-- Records supplied --
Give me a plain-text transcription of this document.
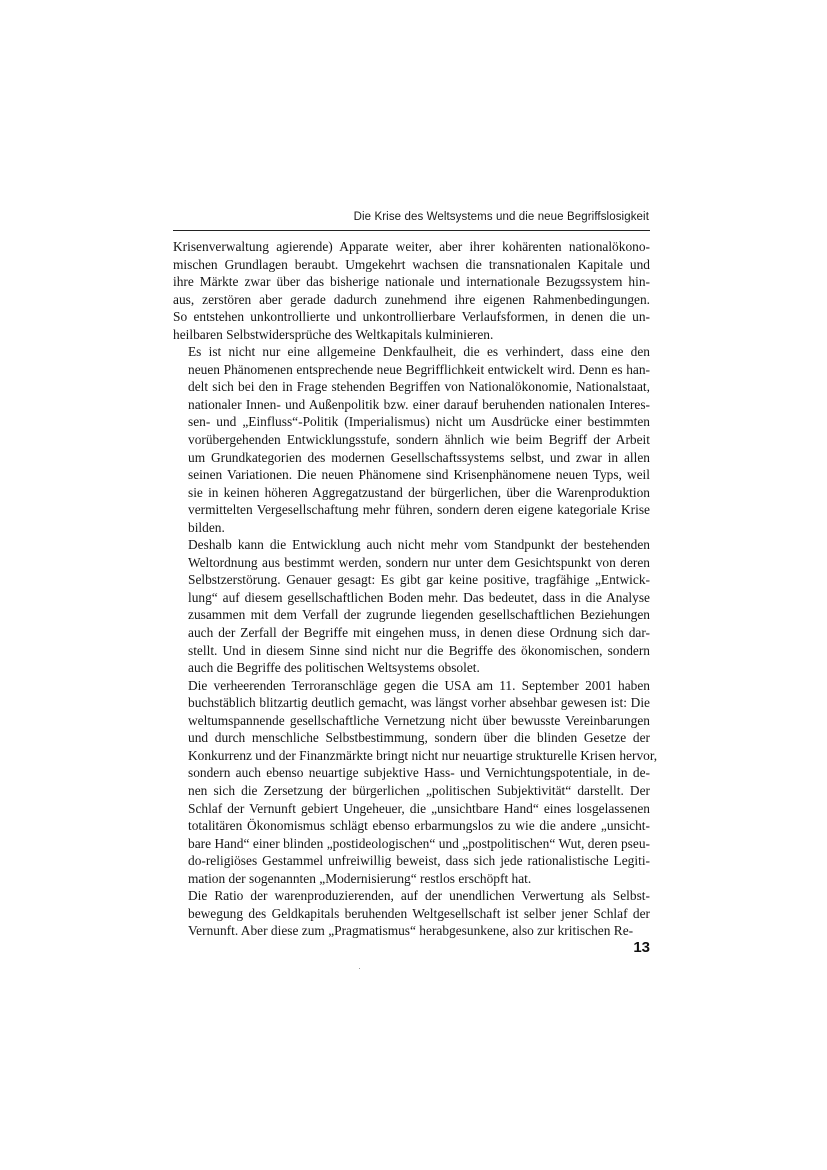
Die Krise des Weltsystems und die neue Begriffslosigkeit

Krisenverwaltung agierende) Apparate weiter, aber ihrer kohärenten nationalökono-
mischen Grundlagen beraubt. Umgekehrt wachsen die transnationalen Kapitale und
ihre Märkte zwar über das bisherige nationale und internationale Bezugssystem hin-
aus, zerstören aber gerade dadurch zunehmend ihre eigenen Rahmenbedingungen.
So entstehen unkontrollierte und unkontrollierbare Verlaufsformen, in denen die un-
heilbaren Selbstwidersprüche des Weltkapitals kulminieren.

Es ist nicht nur eine allgemeine Denkfaulheit, die es verhindert, dass eine den
neuen Phänomenen entsprechende neue Begrifflichkeit entwickelt wird. Denn es han-
delt sich bei den in Frage stehenden Begriffen von Nationalökonomie, Nationalstaat,
nationaler Innen- und Außenpolitik bzw. einer darauf beruhenden nationalen Interes-
sen- und „Einfluss“-Politik (Imperialismus) nicht um Ausdrücke einer bestimmten
vorübergehenden Entwicklungsstufe, sondern ähnlich wie beim Begriff der Arbeit
um Grundkategorien des modernen Gesellschaftssystems selbst, und zwar in allen
seinen Variationen. Die neuen Phänomene sind Krisenphänomene neuen Typs, weil
sie in keinen höheren Aggregatzustand der bürgerlichen, über die Warenproduktion
vermittelten Vergesellschaftung mehr führen, sondern deren eigene kategoriale Krise
bilden.

Deshalb kann die Entwicklung auch nicht mehr vom Standpunkt der bestehenden
Weltordnung aus bestimmt werden, sondern nur unter dem Gesichtspunkt von deren
Selbstzerstörung. Genauer gesagt: Es gibt gar keine positive, tragfähige „Entwick-
lung“ auf diesem gesellschaftlichen Boden mehr. Das bedeutet, dass in die Analyse
zusammen mit dem Verfall der zugrunde liegenden gesellschaftlichen Beziehungen
auch der Zerfall der Begriffe mit eingehen muss, in denen diese Ordnung sich dar-
stellt. Und in diesem Sinne sind nicht nur die Begriffe des ökonomischen, sondern
auch die Begriffe des politischen Weltsystems obsolet.

Die verheerenden Terroranschläge gegen die USA am 11. September 2001 haben
buchstäblich blitzartig deutlich gemacht, was längst vorher absehbar gewesen ist: Die
weltumspannende gesellschaftliche Vernetzung nicht über bewusste Vereinbarungen
und durch menschliche Selbstbestimmung, sondern über die blinden Gesetze der
Konkurrenz und der Finanzmärkte bringt nicht nur neuartige strukturelle Krisen hervor,
sondern auch ebenso neuartige subjektive Hass- und Vernichtungspotentiale, in de-
nen sich die Zersetzung der bürgerlichen „politischen Subjektivität“ darstellt. Der
Schlaf der Vernunft gebiert Ungeheuer, die „unsichtbare Hand“ eines losgelassenen
totalitären Ökonomismus schlägt ebenso erbarmungslos zu wie die andere „unsicht-
bare Hand“ einer blinden „postideologischen“ und „postpolitischen“ Wut, deren pseu-
do-religiöses Gestammel unfreiwillig beweist, dass sich jede rationalistische Legiti-
mation der sogenannten „Modernisierung“ restlos erschöpft hat.

Die Ratio der warenproduzierenden, auf der unendlichen Verwertung als Selbst-
bewegung des Geldkapitals beruhenden Weltgesellschaft ist selber jener Schlaf der
Vernunft. Aber diese zum „Pragmatismus“ herabgesunkene, also zur kritischen Re-

13
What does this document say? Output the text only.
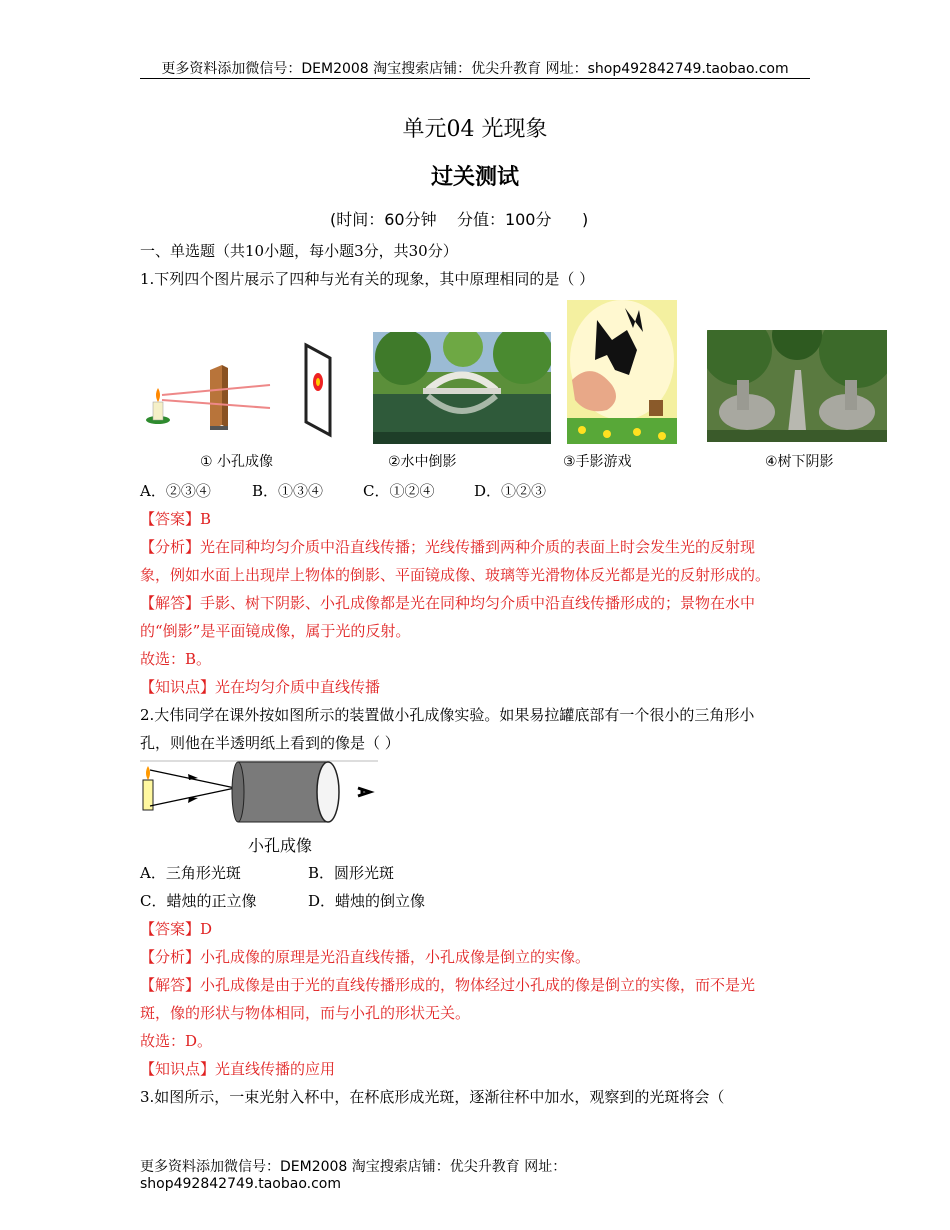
更多资料添加微信号：DEM2008 淘宝搜索店铺：优尖升教育 网址：shop492842749.taobao.com
单元04 光现象
过关测试
(时间：60分钟    分值：100分      )
一、单选题（共10小题，每小题3分，共30分）
1.下列四个图片展示了四种与光有关的现象，其中原理相同的是（ ）
① 小孔成像	②水中倒影	③手影游戏	④树下阴影
A．②③④	B．①③④	C．①②④	D．①②③
【答案】B
【分析】光在同种均匀介质中沿直线传播；光线传播到两种介质的表面上时会发生光的反射现
象，例如水面上出现岸上物体的倒影、平面镜成像、玻璃等光滑物体反光都是光的反射形成的。
【解答】手影、树下阴影、小孔成像都是光在同种均匀介质中沿直线传播形成的；景物在水中
的“倒影”是平面镜成像，属于光的反射。
故选：B。
【知识点】光在均匀介质中直线传播
2.大伟同学在课外按如图所示的装置做小孔成像实验。如果易拉罐底部有一个很小的三角形小
孔，则他在半透明纸上看到的像是（ ）
小孔成像
A．三角形光斑	B．圆形光斑
C．蜡烛的正立像	D．蜡烛的倒立像
【答案】D
【分析】小孔成像的原理是光沿直线传播，小孔成像是倒立的实像。
【解答】小孔成像是由于光的直线传播形成的，物体经过小孔成的像是倒立的实像，而不是光
斑，像的形状与物体相同，而与小孔的形状无关。
故选：D。
【知识点】光直线传播的应用
3.如图所示，一束光射入杯中，在杯底形成光斑，逐渐往杯中加水，观察到的光斑将会（
更多资料添加微信号：DEM2008 淘宝搜索店铺：优尖升教育 网址：shop492842749.taobao.com
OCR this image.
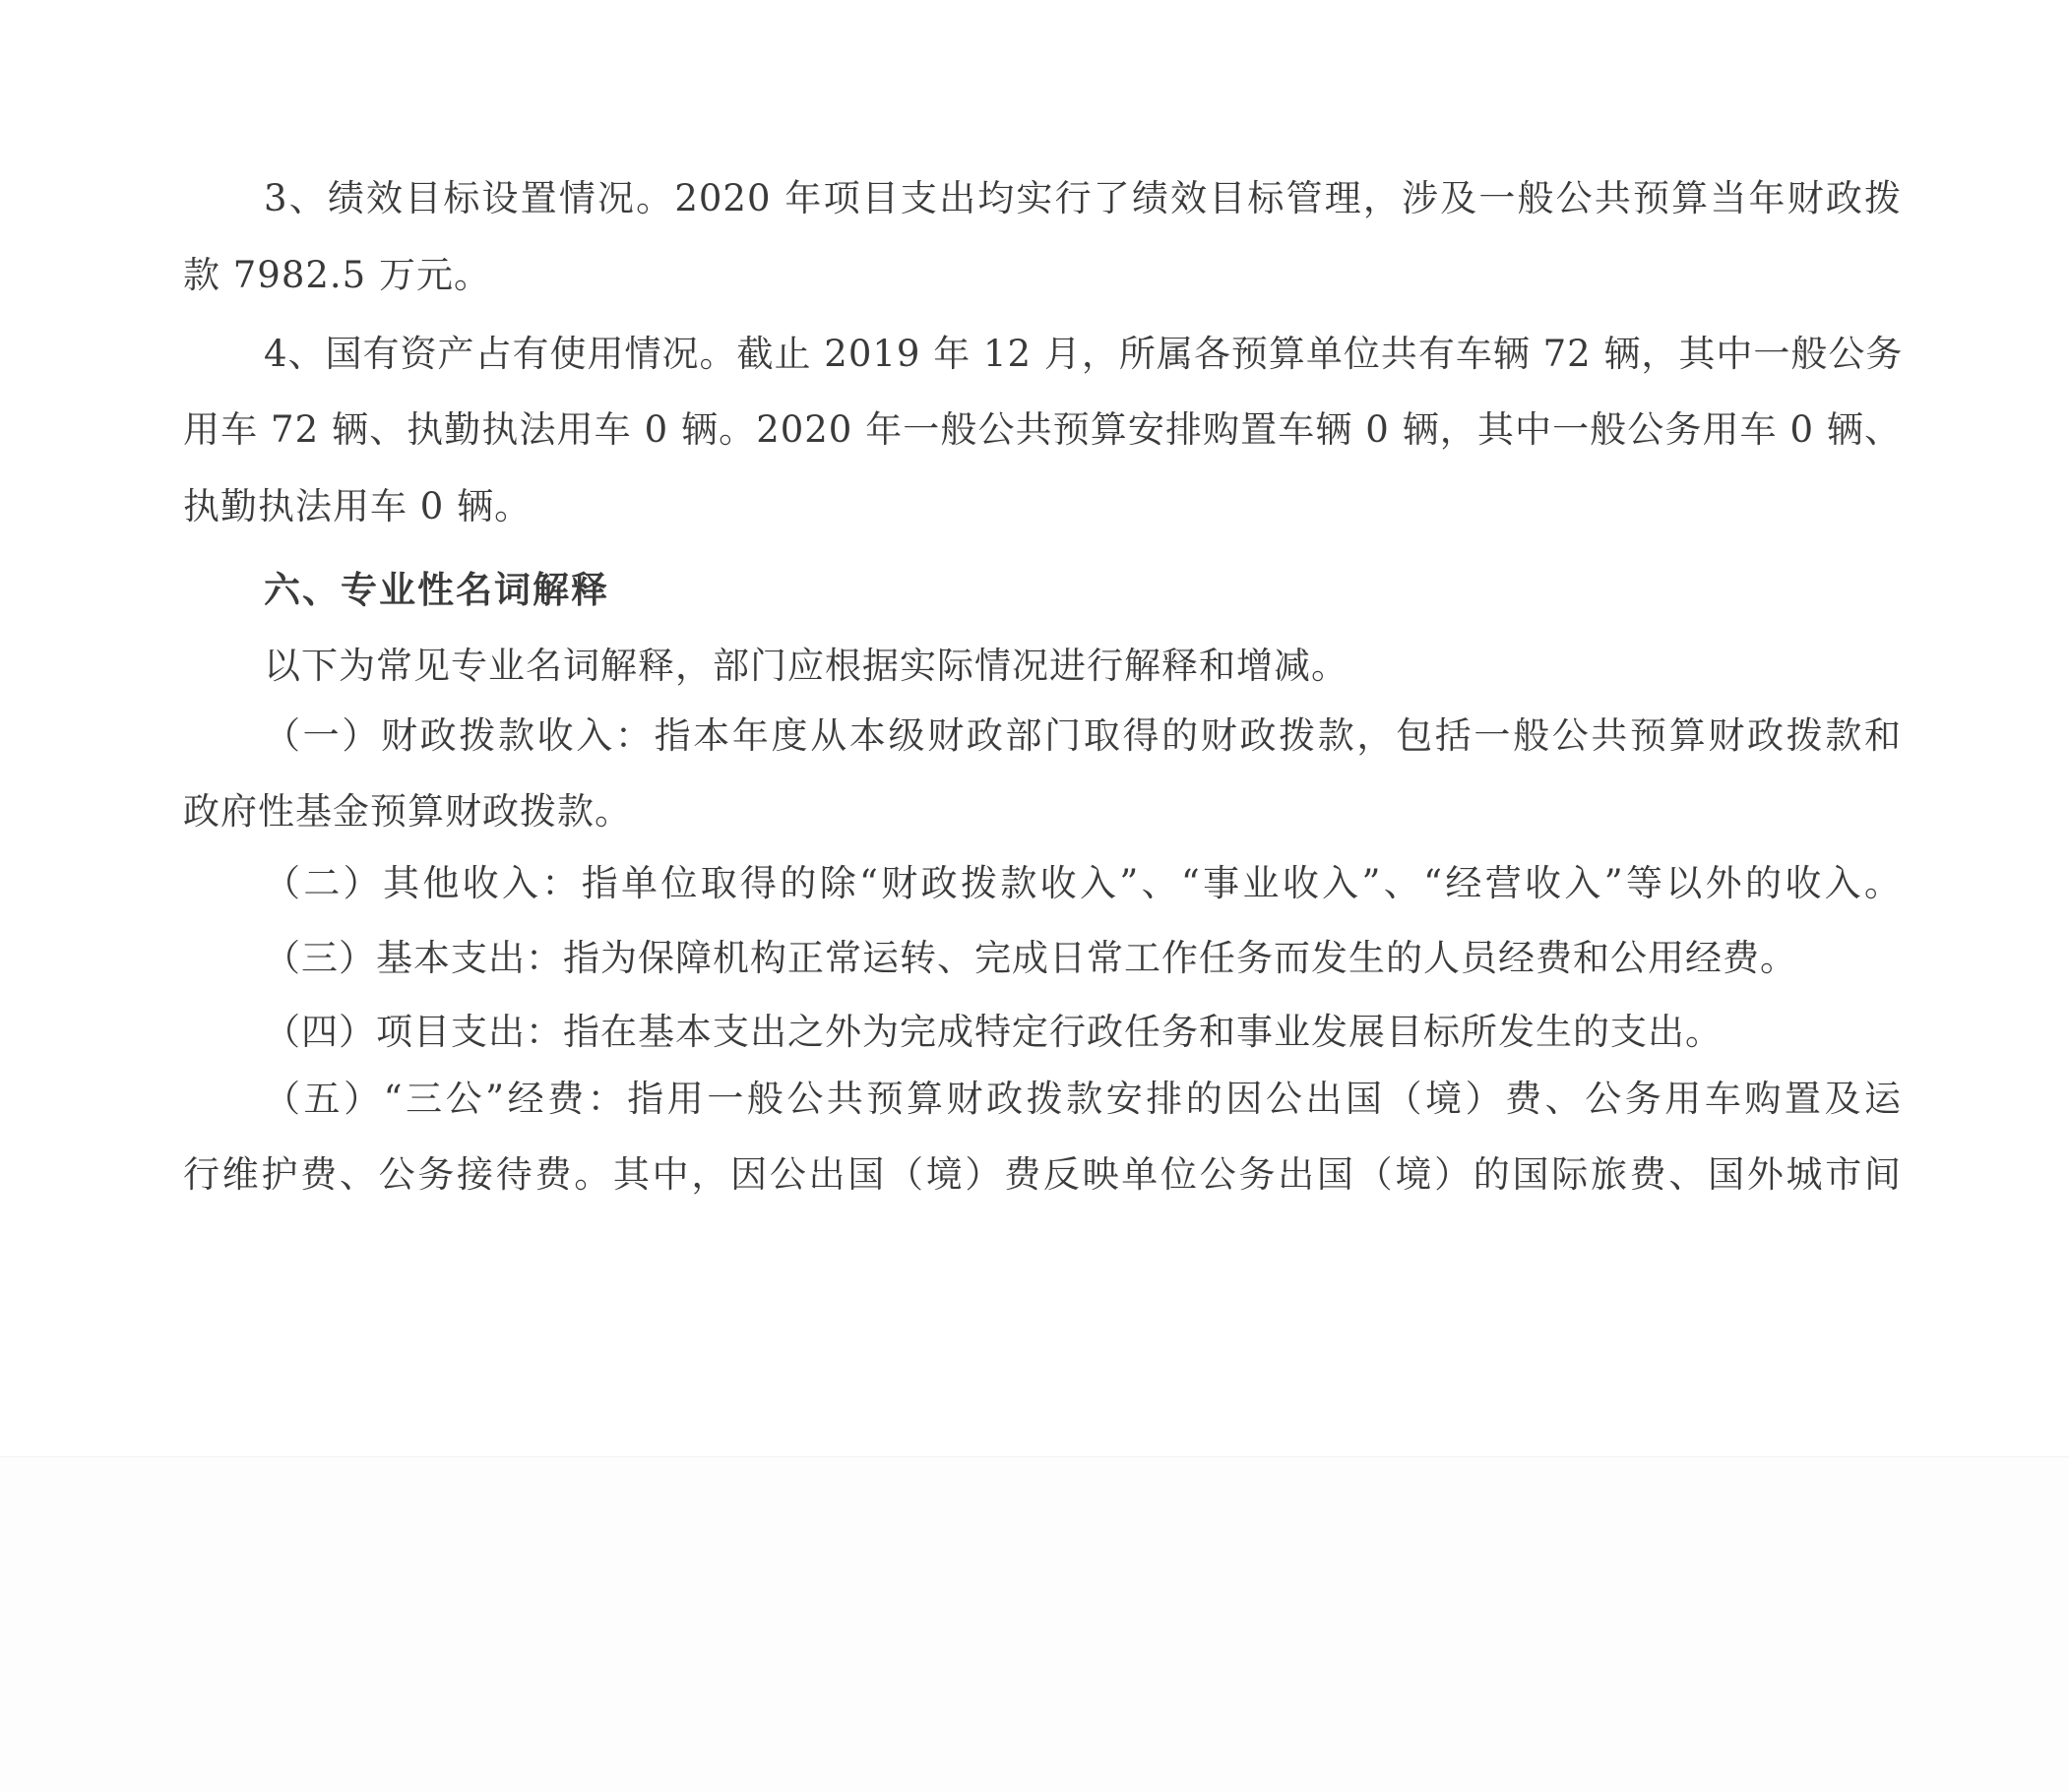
3、绩效目标设置情况。2020 年项目支出均实行了绩效目标管理，涉及一般公共预算当年财政拨
款 7982.5 万元。
4、国有资产占有使用情况。截止 2019 年 12 月，所属各预算单位共有车辆 72 辆，其中一般公务
用车 72 辆、执勤执法用车 0 辆。2020 年一般公共预算安排购置车辆 0 辆，其中一般公务用车 0 辆、
执勤执法用车 0 辆。
六、专业性名词解释
以下为常见专业名词解释，部门应根据实际情况进行解释和增减。
（一）财政拨款收入：指本年度从本级财政部门取得的财政拨款，包括一般公共预算财政拨款和
政府性基金预算财政拨款。
（二）其他收入：指单位取得的除“财政拨款收入”、“事业收入”、“经营收入”等以外的收入。
（三）基本支出：指为保障机构正常运转、完成日常工作任务而发生的人员经费和公用经费。
（四）项目支出：指在基本支出之外为完成特定行政任务和事业发展目标所发生的支出。
（五）“三公”经费：指用一般公共预算财政拨款安排的因公出国（境）费、公务用车购置及运
行维护费、公务接待费。其中，因公出国（境）费反映单位公务出国（境）的国际旅费、国外城市间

-- Given exercise --
Take the lines from the one that contains "OCR this image." down to the last line of the listing above, both included, and set them down exactly, leaving out pictures.

-- Complete answer --
OCR this image.
3、绩效目标设置情况。2020 年项目支出均实行了绩效目标管理，涉及一般公共预算当年财政拨
款 7982.5 万元。
4、国有资产占有使用情况。截止 2019 年 12 月，所属各预算单位共有车辆 72 辆，其中一般公务
用车 72 辆、执勤执法用车 0 辆。2020 年一般公共预算安排购置车辆 0 辆，其中一般公务用车 0 辆、
执勤执法用车 0 辆。
六、专业性名词解释
以下为常见专业名词解释，部门应根据实际情况进行解释和增减。
（一）财政拨款收入：指本年度从本级财政部门取得的财政拨款，包括一般公共预算财政拨款和
政府性基金预算财政拨款。
（二）其他收入：指单位取得的除“财政拨款收入”、“事业收入”、“经营收入”等以外的收入。
（三）基本支出：指为保障机构正常运转、完成日常工作任务而发生的人员经费和公用经费。
（四）项目支出：指在基本支出之外为完成特定行政任务和事业发展目标所发生的支出。
（五）“三公”经费：指用一般公共预算财政拨款安排的因公出国（境）费、公务用车购置及运
行维护费、公务接待费。其中，因公出国（境）费反映单位公务出国（境）的国际旅费、国外城市间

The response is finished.